EXERCISE DIRECTIONS - Write out the full listing exactly as given, minus the images.

# Start of RECORDS SHOWN

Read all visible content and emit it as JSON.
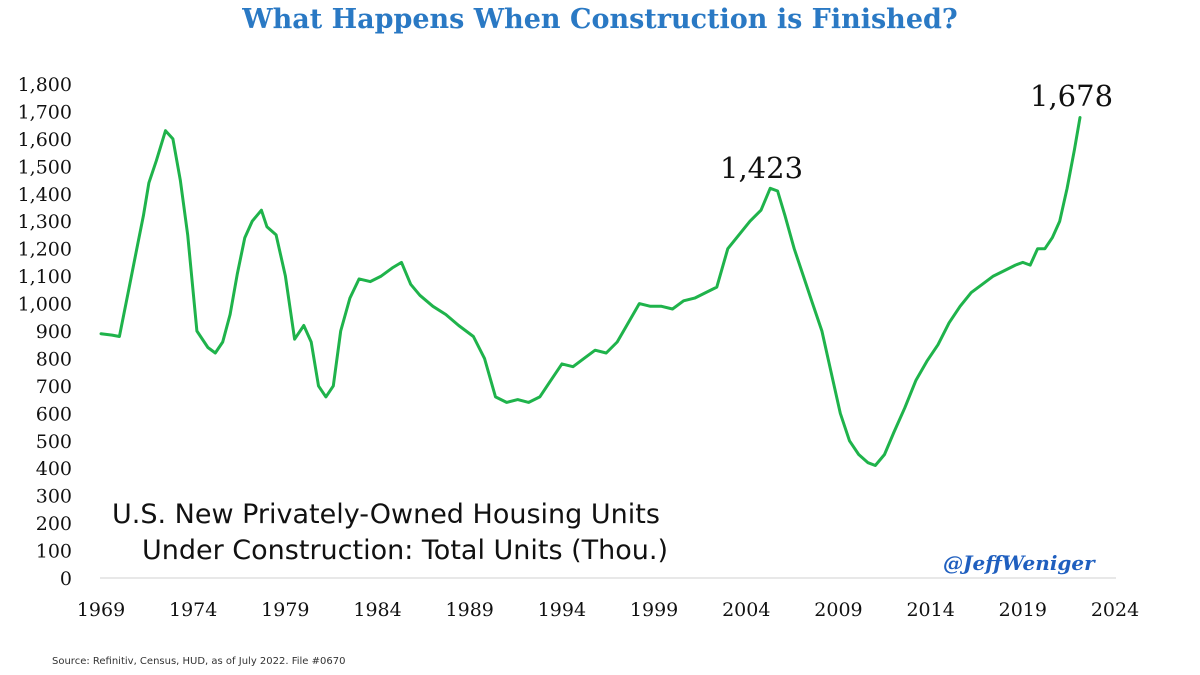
{
  "title": "What Happens When Construction is Finished?",
  "colors": {
    "title": "#2a79c4",
    "line": "#1fb34b",
    "handle": "#1f5fbf"
  },
  "annotations": {
    "peak_2006": "1,423",
    "latest": "1,678",
    "description_line1": "U.S. New Privately-Owned Housing Units",
    "description_line2": "Under Construction: Total Units (Thou.)",
    "handle": "@JeffWeniger",
    "source": "Source: Refinitiv, Census, HUD, as of July 2022. File #0670"
  },
  "chart_data": {
    "type": "line",
    "title": "What Happens When Construction is Finished?",
    "ylabel": "",
    "xlabel": "",
    "ylim": [
      0,
      1800
    ],
    "xlim": [
      1969,
      2024
    ],
    "grid": false,
    "x_ticks": [
      1969,
      1974,
      1979,
      1984,
      1989,
      1994,
      1999,
      2004,
      2009,
      2014,
      2019,
      2024
    ],
    "x_tick_labels": [
      "1969",
      "1974",
      "1979",
      "1984",
      "1989",
      "1994",
      "1999",
      "2004",
      "2009",
      "2014",
      "2019",
      "2024"
    ],
    "y_ticks": [
      0,
      100,
      200,
      300,
      400,
      500,
      600,
      700,
      800,
      900,
      1000,
      1100,
      1200,
      1300,
      1400,
      1500,
      1600,
      1700,
      1800
    ],
    "y_tick_labels": [
      "0",
      "100",
      "200",
      "300",
      "400",
      "500",
      "600",
      "700",
      "800",
      "900",
      "1,000",
      "1,100",
      "1,200",
      "1,300",
      "1,400",
      "1,500",
      "1,600",
      "1,700",
      "1,800"
    ],
    "series": [
      {
        "x": [
          1969.0,
          1969.6,
          1970.0,
          1970.5,
          1971.0,
          1971.3,
          1971.6,
          1972.0,
          1972.5,
          1972.9,
          1973.3,
          1973.7,
          1974.2,
          1974.8,
          1975.2,
          1975.6,
          1976.0,
          1976.4,
          1976.8,
          1977.2,
          1977.7,
          1978.0,
          1978.5,
          1979.0,
          1979.5,
          1980.0,
          1980.4,
          1980.8,
          1981.2,
          1981.6,
          1982.0,
          1982.5,
          1983.0,
          1983.6,
          1984.2,
          1984.8,
          1985.3,
          1985.8,
          1986.3,
          1987.0,
          1987.7,
          1988.4,
          1989.2,
          1989.8,
          1990.4,
          1991.0,
          1991.6,
          1992.2,
          1992.8,
          1993.4,
          1994.0,
          1994.6,
          1995.2,
          1995.8,
          1996.4,
          1997.0,
          1997.6,
          1998.2,
          1998.8,
          1999.4,
          2000.0,
          2000.6,
          2001.2,
          2001.8,
          2002.4,
          2003.0,
          2003.6,
          2004.2,
          2004.8,
          2005.3,
          2005.7,
          2006.1,
          2006.6,
          2007.1,
          2007.6,
          2008.1,
          2008.6,
          2009.1,
          2009.6,
          2010.1,
          2010.6,
          2011.0,
          2011.5,
          2012.0,
          2012.6,
          2013.2,
          2013.8,
          2014.4,
          2015.0,
          2015.6,
          2016.2,
          2016.8,
          2017.4,
          2018.0,
          2018.6,
          2019.0,
          2019.4,
          2019.8,
          2020.2,
          2020.6,
          2021.0,
          2021.4,
          2021.8,
          2022.1
        ],
        "values": [
          890,
          885,
          880,
          1050,
          1220,
          1320,
          1440,
          1520,
          1630,
          1600,
          1450,
          1250,
          900,
          840,
          820,
          860,
          960,
          1110,
          1240,
          1300,
          1340,
          1280,
          1250,
          1100,
          870,
          920,
          860,
          700,
          660,
          700,
          900,
          1020,
          1090,
          1080,
          1100,
          1130,
          1150,
          1070,
          1030,
          990,
          960,
          920,
          880,
          800,
          660,
          640,
          650,
          640,
          660,
          720,
          780,
          770,
          800,
          830,
          820,
          860,
          930,
          1000,
          990,
          990,
          980,
          1010,
          1020,
          1040,
          1060,
          1200,
          1250,
          1300,
          1340,
          1420,
          1410,
          1320,
          1200,
          1100,
          1000,
          900,
          750,
          600,
          500,
          450,
          420,
          410,
          450,
          530,
          620,
          720,
          790,
          850,
          930,
          990,
          1040,
          1070,
          1100,
          1120,
          1140,
          1150,
          1140,
          1200,
          1200,
          1240,
          1300,
          1420,
          1560,
          1678
        ]
      }
    ]
  }
}
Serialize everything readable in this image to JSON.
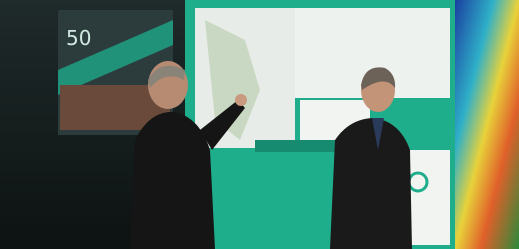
{
  "scene": {
    "panel_text": "50"
  }
}
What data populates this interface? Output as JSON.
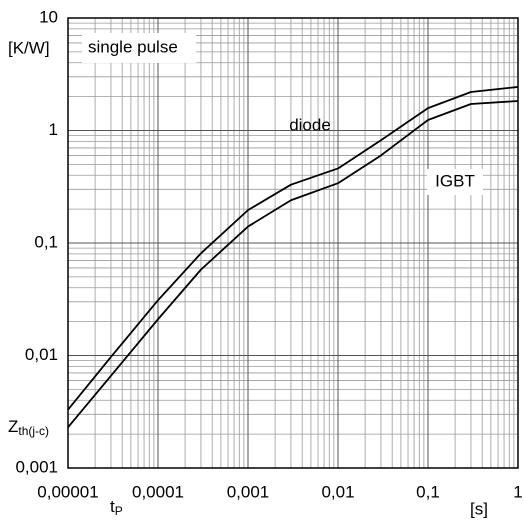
{
  "chart_data": {
    "type": "line",
    "annotation": "single pulse",
    "xlabel": {
      "main": "t",
      "sub": "P"
    },
    "xunit": "[s]",
    "ylabel": {
      "main": "Z",
      "sub": "th(j-c)"
    },
    "yunit": "[K/W]",
    "log_x": true,
    "log_y": true,
    "grid": true,
    "x": [
      1e-05,
      3e-05,
      0.0001,
      0.0003,
      0.001,
      0.003,
      0.01,
      0.03,
      0.1,
      0.3,
      1
    ],
    "series": [
      {
        "name": "diode",
        "color": "#000000",
        "values": [
          0.0033,
          0.0097,
          0.031,
          0.081,
          0.196,
          0.33,
          0.46,
          0.82,
          1.58,
          2.2,
          2.44
        ]
      },
      {
        "name": "IGBT",
        "color": "#000000",
        "values": [
          0.0023,
          0.0066,
          0.021,
          0.058,
          0.14,
          0.24,
          0.34,
          0.6,
          1.24,
          1.72,
          1.83
        ]
      }
    ],
    "xlim": [
      1e-05,
      1
    ],
    "xticks": [
      {
        "value": 1e-05,
        "label": "0,00001"
      },
      {
        "value": 0.0001,
        "label": "0,0001"
      },
      {
        "value": 0.001,
        "label": "0,001"
      },
      {
        "value": 0.01,
        "label": "0,01"
      },
      {
        "value": 0.1,
        "label": "0,1"
      },
      1
    ],
    "ylim": [
      0.001,
      10
    ],
    "yticks": [
      {
        "value": 0.001,
        "label": "0,001"
      },
      {
        "value": 0.01,
        "label": "0,01"
      },
      {
        "value": 0.1,
        "label": "0,1"
      },
      1,
      10
    ]
  }
}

# End of RECORDS SHOWN

COMPLETE ANSWER -
Read all visible content and emit it as JSON.
{
  "title": "What Happens When Construction is Finished?",
  "colors": {
    "title": "#2a79c4",
    "line": "#1fb34b",
    "handle": "#1f5fbf"
  },
  "annotations": {
    "peak_2006": "1,423",
    "latest": "1,678",
    "description_line1": "U.S. New Privately-Owned Housing Units",
    "description_line2": "Under Construction: Total Units (Thou.)",
    "handle": "@JeffWeniger",
    "source": "Source: Refinitiv, Census, HUD, as of July 2022. File #0670"
  },
  "chart_data": {
    "type": "line",
    "title": "What Happens When Construction is Finished?",
    "ylabel": "",
    "xlabel": "",
    "ylim": [
      0,
      1800
    ],
    "xlim": [
      1969,
      2024
    ],
    "grid": false,
    "x_ticks": [
      1969,
      1974,
      1979,
      1984,
      1989,
      1994,
      1999,
      2004,
      2009,
      2014,
      2019,
      2024
    ],
    "x_tick_labels": [
      "1969",
      "1974",
      "1979",
      "1984",
      "1989",
      "1994",
      "1999",
      "2004",
      "2009",
      "2014",
      "2019",
      "2024"
    ],
    "y_ticks": [
      0,
      100,
      200,
      300,
      400,
      500,
      600,
      700,
      800,
      900,
      1000,
      1100,
      1200,
      1300,
      1400,
      1500,
      1600,
      1700,
      1800
    ],
    "y_tick_labels": [
      "0",
      "100",
      "200",
      "300",
      "400",
      "500",
      "600",
      "700",
      "800",
      "900",
      "1,000",
      "1,100",
      "1,200",
      "1,300",
      "1,400",
      "1,500",
      "1,600",
      "1,700",
      "1,800"
    ],
    "series": [
      {
        "x": [
          1969.0,
          1969.6,
          1970.0,
          1970.5,
          1971.0,
          1971.3,
          1971.6,
          1972.0,
          1972.5,
          1972.9,
          1973.3,
          1973.7,
          1974.2,
          1974.8,
          1975.2,
          1975.6,
          1976.0,
          1976.4,
          1976.8,
          1977.2,
          1977.7,
          1978.0,
          1978.5,
          1979.0,
          1979.5,
          1980.0,
          1980.4,
          1980.8,
          1981.2,
          1981.6,
          1982.0,
          1982.5,
          1983.0,
          1983.6,
          1984.2,
          1984.8,
          1985.3,
          1985.8,
          1986.3,
          1987.0,
          1987.7,
          1988.4,
          1989.2,
          1989.8,
          1990.4,
          1991.0,
          1991.6,
          1992.2,
          1992.8,
          1993.4,
          1994.0,
          1994.6,
          1995.2,
          1995.8,
          1996.4,
          1997.0,
          1997.6,
          1998.2,
          1998.8,
          1999.4,
          2000.0,
          2000.6,
          2001.2,
          2001.8,
          2002.4,
          2003.0,
          2003.6,
          2004.2,
          2004.8,
          2005.3,
          2005.7,
          2006.1,
          2006.6,
          2007.1,
          2007.6,
          2008.1,
          2008.6,
          2009.1,
          2009.6,
          2010.1,
          2010.6,
          2011.0,
          2011.5,
          2012.0,
          2012.6,
          2013.2,
          2013.8,
          2014.4,
          2015.0,
          2015.6,
          2016.2,
          2016.8,
          2017.4,
          2018.0,
          2018.6,
          2019.0,
          2019.4,
          2019.8,
          2020.2,
          2020.6,
          2021.0,
          2021.4,
          2021.8,
          2022.1
        ],
        "values": [
          890,
          885,
          880,
          1050,
          1220,
          1320,
          1440,
          1520,
          1630,
          1600,
          1450,
          1250,
          900,
          840,
          820,
          860,
          960,
          1110,
          1240,
          1300,
          1340,
          1280,
          1250,
          1100,
          870,
          920,
          860,
          700,
          660,
          700,
          900,
          1020,
          1090,
          1080,
          1100,
          1130,
          1150,
          1070,
          1030,
          990,
          960,
          920,
          880,
          800,
          660,
          640,
          650,
          640,
          660,
          720,
          780,
          770,
          800,
          830,
          820,
          860,
          930,
          1000,
          990,
          990,
          980,
          1010,
          1020,
          1040,
          1060,
          1200,
          1250,
          1300,
          1340,
          1420,
          1410,
          1320,
          1200,
          1100,
          1000,
          900,
          750,
          600,
          500,
          450,
          420,
          410,
          450,
          530,
          620,
          720,
          790,
          850,
          930,
          990,
          1040,
          1070,
          1100,
          1120,
          1140,
          1150,
          1140,
          1200,
          1200,
          1240,
          1300,
          1420,
          1560,
          1678
        ]
      }
    ]
  }
}
Serialize everything readable in this image to JSON.
{
  "scene": {
    "panel_text": "50"
  }
}
What data populates this interface? Output as JSON.
{
  "chart_data": {
    "type": "line",
    "annotation": "single pulse",
    "xlabel": {
      "main": "t",
      "sub": "P"
    },
    "xunit": "[s]",
    "ylabel": {
      "main": "Z",
      "sub": "th(j-c)"
    },
    "yunit": "[K/W]",
    "log_x": true,
    "log_y": true,
    "grid": true,
    "x": [
      1e-05,
      3e-05,
      0.0001,
      0.0003,
      0.001,
      0.003,
      0.01,
      0.03,
      0.1,
      0.3,
      1
    ],
    "series": [
      {
        "name": "diode",
        "color": "#000000",
        "values": [
          0.0033,
          0.0097,
          0.031,
          0.081,
          0.196,
          0.33,
          0.46,
          0.82,
          1.58,
          2.2,
          2.44
        ]
      },
      {
        "name": "IGBT",
        "color": "#000000",
        "values": [
          0.0023,
          0.0066,
          0.021,
          0.058,
          0.14,
          0.24,
          0.34,
          0.6,
          1.24,
          1.72,
          1.83
        ]
      }
    ],
    "xlim": [
      1e-05,
      1
    ],
    "xticks": [
      {
        "value": 1e-05,
        "label": "0,00001"
      },
      {
        "value": 0.0001,
        "label": "0,0001"
      },
      {
        "value": 0.001,
        "label": "0,001"
      },
      {
        "value": 0.01,
        "label": "0,01"
      },
      {
        "value": 0.1,
        "label": "0,1"
      },
      1
    ],
    "ylim": [
      0.001,
      10
    ],
    "yticks": [
      {
        "value": 0.001,
        "label": "0,001"
      },
      {
        "value": 0.01,
        "label": "0,01"
      },
      {
        "value": 0.1,
        "label": "0,1"
      },
      1,
      10
    ]
  }
}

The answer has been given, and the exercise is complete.